- [GOAL]: Quote the data below in full, please, without altering anything.

----

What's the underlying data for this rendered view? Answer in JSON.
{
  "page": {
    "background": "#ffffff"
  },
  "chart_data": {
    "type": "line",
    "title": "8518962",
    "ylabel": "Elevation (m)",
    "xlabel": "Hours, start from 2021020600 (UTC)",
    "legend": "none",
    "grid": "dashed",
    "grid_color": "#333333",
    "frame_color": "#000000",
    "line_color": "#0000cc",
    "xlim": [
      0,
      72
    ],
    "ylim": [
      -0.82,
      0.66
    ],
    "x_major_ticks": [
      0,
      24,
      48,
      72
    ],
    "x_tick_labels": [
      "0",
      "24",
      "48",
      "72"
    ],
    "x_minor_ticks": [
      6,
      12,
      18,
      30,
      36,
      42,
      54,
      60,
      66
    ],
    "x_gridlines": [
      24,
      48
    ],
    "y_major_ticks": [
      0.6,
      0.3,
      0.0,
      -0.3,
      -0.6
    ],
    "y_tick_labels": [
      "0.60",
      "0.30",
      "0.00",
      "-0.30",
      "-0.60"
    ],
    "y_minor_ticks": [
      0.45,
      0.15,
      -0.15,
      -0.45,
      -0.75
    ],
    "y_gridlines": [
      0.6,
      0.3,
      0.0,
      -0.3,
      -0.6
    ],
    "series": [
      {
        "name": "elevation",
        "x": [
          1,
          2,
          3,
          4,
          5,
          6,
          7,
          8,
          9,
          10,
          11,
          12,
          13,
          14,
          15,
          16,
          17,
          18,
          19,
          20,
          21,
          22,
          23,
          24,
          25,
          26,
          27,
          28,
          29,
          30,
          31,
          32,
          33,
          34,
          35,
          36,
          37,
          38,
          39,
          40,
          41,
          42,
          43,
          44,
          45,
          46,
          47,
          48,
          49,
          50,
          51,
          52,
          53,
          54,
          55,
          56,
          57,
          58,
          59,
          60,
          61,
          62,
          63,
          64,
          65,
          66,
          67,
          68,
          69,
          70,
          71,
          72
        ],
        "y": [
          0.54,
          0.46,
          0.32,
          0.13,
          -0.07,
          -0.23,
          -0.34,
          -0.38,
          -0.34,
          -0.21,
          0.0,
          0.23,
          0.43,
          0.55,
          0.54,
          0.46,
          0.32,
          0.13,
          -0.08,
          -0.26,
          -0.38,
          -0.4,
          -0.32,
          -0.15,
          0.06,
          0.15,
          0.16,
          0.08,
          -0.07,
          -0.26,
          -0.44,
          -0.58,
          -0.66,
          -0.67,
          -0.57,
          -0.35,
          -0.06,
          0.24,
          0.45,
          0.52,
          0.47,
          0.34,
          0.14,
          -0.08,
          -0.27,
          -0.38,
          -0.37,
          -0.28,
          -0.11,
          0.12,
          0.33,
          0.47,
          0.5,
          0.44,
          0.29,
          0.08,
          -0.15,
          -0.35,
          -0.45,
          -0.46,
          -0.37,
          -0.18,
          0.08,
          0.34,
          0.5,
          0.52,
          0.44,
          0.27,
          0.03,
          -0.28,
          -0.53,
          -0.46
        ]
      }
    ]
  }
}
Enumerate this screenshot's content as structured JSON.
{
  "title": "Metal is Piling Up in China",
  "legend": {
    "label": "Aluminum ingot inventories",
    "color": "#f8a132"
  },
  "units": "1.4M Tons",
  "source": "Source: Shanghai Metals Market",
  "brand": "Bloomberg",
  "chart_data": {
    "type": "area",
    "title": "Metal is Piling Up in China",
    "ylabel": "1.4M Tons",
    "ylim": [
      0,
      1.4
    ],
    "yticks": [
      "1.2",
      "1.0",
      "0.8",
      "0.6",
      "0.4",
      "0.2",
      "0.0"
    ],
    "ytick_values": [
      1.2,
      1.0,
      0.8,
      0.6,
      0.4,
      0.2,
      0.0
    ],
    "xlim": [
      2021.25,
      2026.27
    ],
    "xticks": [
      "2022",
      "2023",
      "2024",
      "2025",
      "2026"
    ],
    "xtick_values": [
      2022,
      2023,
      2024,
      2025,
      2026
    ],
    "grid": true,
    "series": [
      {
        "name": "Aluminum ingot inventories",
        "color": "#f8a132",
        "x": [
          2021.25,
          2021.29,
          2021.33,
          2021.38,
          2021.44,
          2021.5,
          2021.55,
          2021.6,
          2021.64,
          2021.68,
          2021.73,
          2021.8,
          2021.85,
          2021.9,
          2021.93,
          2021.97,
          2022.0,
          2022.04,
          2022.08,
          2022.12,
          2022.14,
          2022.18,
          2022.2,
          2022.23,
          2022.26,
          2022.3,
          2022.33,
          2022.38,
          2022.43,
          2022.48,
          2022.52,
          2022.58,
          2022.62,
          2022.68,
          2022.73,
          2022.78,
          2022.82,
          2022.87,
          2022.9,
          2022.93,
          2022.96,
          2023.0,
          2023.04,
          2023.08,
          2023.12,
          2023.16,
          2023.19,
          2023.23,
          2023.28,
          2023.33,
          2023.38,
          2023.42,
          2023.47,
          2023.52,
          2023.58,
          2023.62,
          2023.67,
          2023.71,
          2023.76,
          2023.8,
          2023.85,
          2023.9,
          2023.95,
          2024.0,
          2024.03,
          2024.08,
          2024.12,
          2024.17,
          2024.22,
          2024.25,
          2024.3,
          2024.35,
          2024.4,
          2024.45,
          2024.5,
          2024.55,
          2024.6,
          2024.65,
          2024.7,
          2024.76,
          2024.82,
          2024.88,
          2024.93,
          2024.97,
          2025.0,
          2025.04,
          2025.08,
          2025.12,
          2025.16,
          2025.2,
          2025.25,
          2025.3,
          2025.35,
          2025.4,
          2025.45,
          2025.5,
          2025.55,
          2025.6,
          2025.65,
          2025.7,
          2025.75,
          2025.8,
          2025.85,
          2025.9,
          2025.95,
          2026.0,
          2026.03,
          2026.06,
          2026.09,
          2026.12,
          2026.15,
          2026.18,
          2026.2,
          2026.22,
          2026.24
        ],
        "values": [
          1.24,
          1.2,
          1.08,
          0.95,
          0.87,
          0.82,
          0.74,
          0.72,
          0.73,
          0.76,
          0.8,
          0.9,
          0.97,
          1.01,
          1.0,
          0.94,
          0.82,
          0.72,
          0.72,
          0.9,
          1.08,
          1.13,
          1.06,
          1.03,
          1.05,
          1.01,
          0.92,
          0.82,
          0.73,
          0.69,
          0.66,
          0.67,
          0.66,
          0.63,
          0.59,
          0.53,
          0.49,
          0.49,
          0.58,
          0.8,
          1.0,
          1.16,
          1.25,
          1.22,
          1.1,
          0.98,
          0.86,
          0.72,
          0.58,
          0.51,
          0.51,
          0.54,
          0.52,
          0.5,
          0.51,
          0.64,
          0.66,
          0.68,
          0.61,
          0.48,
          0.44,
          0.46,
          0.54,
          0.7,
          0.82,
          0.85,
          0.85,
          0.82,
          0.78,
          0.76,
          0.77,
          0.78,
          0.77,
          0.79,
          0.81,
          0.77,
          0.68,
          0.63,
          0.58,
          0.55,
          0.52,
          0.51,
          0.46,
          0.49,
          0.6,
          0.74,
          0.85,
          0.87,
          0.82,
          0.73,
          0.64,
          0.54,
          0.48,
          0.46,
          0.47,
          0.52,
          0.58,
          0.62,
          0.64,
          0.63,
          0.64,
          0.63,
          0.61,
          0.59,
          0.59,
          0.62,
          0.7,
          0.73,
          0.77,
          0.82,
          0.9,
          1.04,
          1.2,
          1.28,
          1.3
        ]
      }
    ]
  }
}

----

- [WRITTEN SOLUTION]:
What's the underlying data for this rendered view? Answer in JSON.
{
  "page": {
    "background": "#ffffff"
  },
  "chart_data": {
    "type": "line",
    "title": "8518962",
    "ylabel": "Elevation (m)",
    "xlabel": "Hours, start from 2021020600 (UTC)",
    "legend": "none",
    "grid": "dashed",
    "grid_color": "#333333",
    "frame_color": "#000000",
    "line_color": "#0000cc",
    "xlim": [
      0,
      72
    ],
    "ylim": [
      -0.82,
      0.66
    ],
    "x_major_ticks": [
      0,
      24,
      48,
      72
    ],
    "x_tick_labels": [
      "0",
      "24",
      "48",
      "72"
    ],
    "x_minor_ticks": [
      6,
      12,
      18,
      30,
      36,
      42,
      54,
      60,
      66
    ],
    "x_gridlines": [
      24,
      48
    ],
    "y_major_ticks": [
      0.6,
      0.3,
      0.0,
      -0.3,
      -0.6
    ],
    "y_tick_labels": [
      "0.60",
      "0.30",
      "0.00",
      "-0.30",
      "-0.60"
    ],
    "y_minor_ticks": [
      0.45,
      0.15,
      -0.15,
      -0.45,
      -0.75
    ],
    "y_gridlines": [
      0.6,
      0.3,
      0.0,
      -0.3,
      -0.6
    ],
    "series": [
      {
        "name": "elevation",
        "x": [
          1,
          2,
          3,
          4,
          5,
          6,
          7,
          8,
          9,
          10,
          11,
          12,
          13,
          14,
          15,
          16,
          17,
          18,
          19,
          20,
          21,
          22,
          23,
          24,
          25,
          26,
          27,
          28,
          29,
          30,
          31,
          32,
          33,
          34,
          35,
          36,
          37,
          38,
          39,
          40,
          41,
          42,
          43,
          44,
          45,
          46,
          47,
          48,
          49,
          50,
          51,
          52,
          53,
          54,
          55,
          56,
          57,
          58,
          59,
          60,
          61,
          62,
          63,
          64,
          65,
          66,
          67,
          68,
          69,
          70,
          71,
          72
        ],
        "y": [
          0.54,
          0.46,
          0.32,
          0.13,
          -0.07,
          -0.23,
          -0.34,
          -0.38,
          -0.34,
          -0.21,
          0.0,
          0.23,
          0.43,
          0.55,
          0.54,
          0.46,
          0.32,
          0.13,
          -0.08,
          -0.26,
          -0.38,
          -0.4,
          -0.32,
          -0.15,
          0.06,
          0.15,
          0.16,
          0.08,
          -0.07,
          -0.26,
          -0.44,
          -0.58,
          -0.66,
          -0.67,
          -0.57,
          -0.35,
          -0.06,
          0.24,
          0.45,
          0.52,
          0.47,
          0.34,
          0.14,
          -0.08,
          -0.27,
          -0.38,
          -0.37,
          -0.28,
          -0.11,
          0.12,
          0.33,
          0.47,
          0.5,
          0.44,
          0.29,
          0.08,
          -0.15,
          -0.35,
          -0.45,
          -0.46,
          -0.37,
          -0.18,
          0.08,
          0.34,
          0.5,
          0.52,
          0.44,
          0.27,
          0.03,
          -0.28,
          -0.53,
          -0.46
        ]
      }
    ]
  }
}
Enumerate this screenshot's content as structured JSON.
{
  "title": "Metal is Piling Up in China",
  "legend": {
    "label": "Aluminum ingot inventories",
    "color": "#f8a132"
  },
  "units": "1.4M Tons",
  "source": "Source: Shanghai Metals Market",
  "brand": "Bloomberg",
  "chart_data": {
    "type": "area",
    "title": "Metal is Piling Up in China",
    "ylabel": "1.4M Tons",
    "ylim": [
      0,
      1.4
    ],
    "yticks": [
      "1.2",
      "1.0",
      "0.8",
      "0.6",
      "0.4",
      "0.2",
      "0.0"
    ],
    "ytick_values": [
      1.2,
      1.0,
      0.8,
      0.6,
      0.4,
      0.2,
      0.0
    ],
    "xlim": [
      2021.25,
      2026.27
    ],
    "xticks": [
      "2022",
      "2023",
      "2024",
      "2025",
      "2026"
    ],
    "xtick_values": [
      2022,
      2023,
      2024,
      2025,
      2026
    ],
    "grid": true,
    "series": [
      {
        "name": "Aluminum ingot inventories",
        "color": "#f8a132",
        "x": [
          2021.25,
          2021.29,
          2021.33,
          2021.38,
          2021.44,
          2021.5,
          2021.55,
          2021.6,
          2021.64,
          2021.68,
          2021.73,
          2021.8,
          2021.85,
          2021.9,
          2021.93,
          2021.97,
          2022.0,
          2022.04,
          2022.08,
          2022.12,
          2022.14,
          2022.18,
          2022.2,
          2022.23,
          2022.26,
          2022.3,
          2022.33,
          2022.38,
          2022.43,
          2022.48,
          2022.52,
          2022.58,
          2022.62,
          2022.68,
          2022.73,
          2022.78,
          2022.82,
          2022.87,
          2022.9,
          2022.93,
          2022.96,
          2023.0,
          2023.04,
          2023.08,
          2023.12,
          2023.16,
          2023.19,
          2023.23,
          2023.28,
          2023.33,
          2023.38,
          2023.42,
          2023.47,
          2023.52,
          2023.58,
          2023.62,
          2023.67,
          2023.71,
          2023.76,
          2023.8,
          2023.85,
          2023.9,
          2023.95,
          2024.0,
          2024.03,
          2024.08,
          2024.12,
          2024.17,
          2024.22,
          2024.25,
          2024.3,
          2024.35,
          2024.4,
          2024.45,
          2024.5,
          2024.55,
          2024.6,
          2024.65,
          2024.7,
          2024.76,
          2024.82,
          2024.88,
          2024.93,
          2024.97,
          2025.0,
          2025.04,
          2025.08,
          2025.12,
          2025.16,
          2025.2,
          2025.25,
          2025.3,
          2025.35,
          2025.4,
          2025.45,
          2025.5,
          2025.55,
          2025.6,
          2025.65,
          2025.7,
          2025.75,
          2025.8,
          2025.85,
          2025.9,
          2025.95,
          2026.0,
          2026.03,
          2026.06,
          2026.09,
          2026.12,
          2026.15,
          2026.18,
          2026.2,
          2026.22,
          2026.24
        ],
        "values": [
          1.24,
          1.2,
          1.08,
          0.95,
          0.87,
          0.82,
          0.74,
          0.72,
          0.73,
          0.76,
          0.8,
          0.9,
          0.97,
          1.01,
          1.0,
          0.94,
          0.82,
          0.72,
          0.72,
          0.9,
          1.08,
          1.13,
          1.06,
          1.03,
          1.05,
          1.01,
          0.92,
          0.82,
          0.73,
          0.69,
          0.66,
          0.67,
          0.66,
          0.63,
          0.59,
          0.53,
          0.49,
          0.49,
          0.58,
          0.8,
          1.0,
          1.16,
          1.25,
          1.22,
          1.1,
          0.98,
          0.86,
          0.72,
          0.58,
          0.51,
          0.51,
          0.54,
          0.52,
          0.5,
          0.51,
          0.64,
          0.66,
          0.68,
          0.61,
          0.48,
          0.44,
          0.46,
          0.54,
          0.7,
          0.82,
          0.85,
          0.85,
          0.82,
          0.78,
          0.76,
          0.77,
          0.78,
          0.77,
          0.79,
          0.81,
          0.77,
          0.68,
          0.63,
          0.58,
          0.55,
          0.52,
          0.51,
          0.46,
          0.49,
          0.6,
          0.74,
          0.85,
          0.87,
          0.82,
          0.73,
          0.64,
          0.54,
          0.48,
          0.46,
          0.47,
          0.52,
          0.58,
          0.62,
          0.64,
          0.63,
          0.64,
          0.63,
          0.61,
          0.59,
          0.59,
          0.62,
          0.7,
          0.73,
          0.77,
          0.82,
          0.9,
          1.04,
          1.2,
          1.28,
          1.3
        ]
      }
    ]
  }
}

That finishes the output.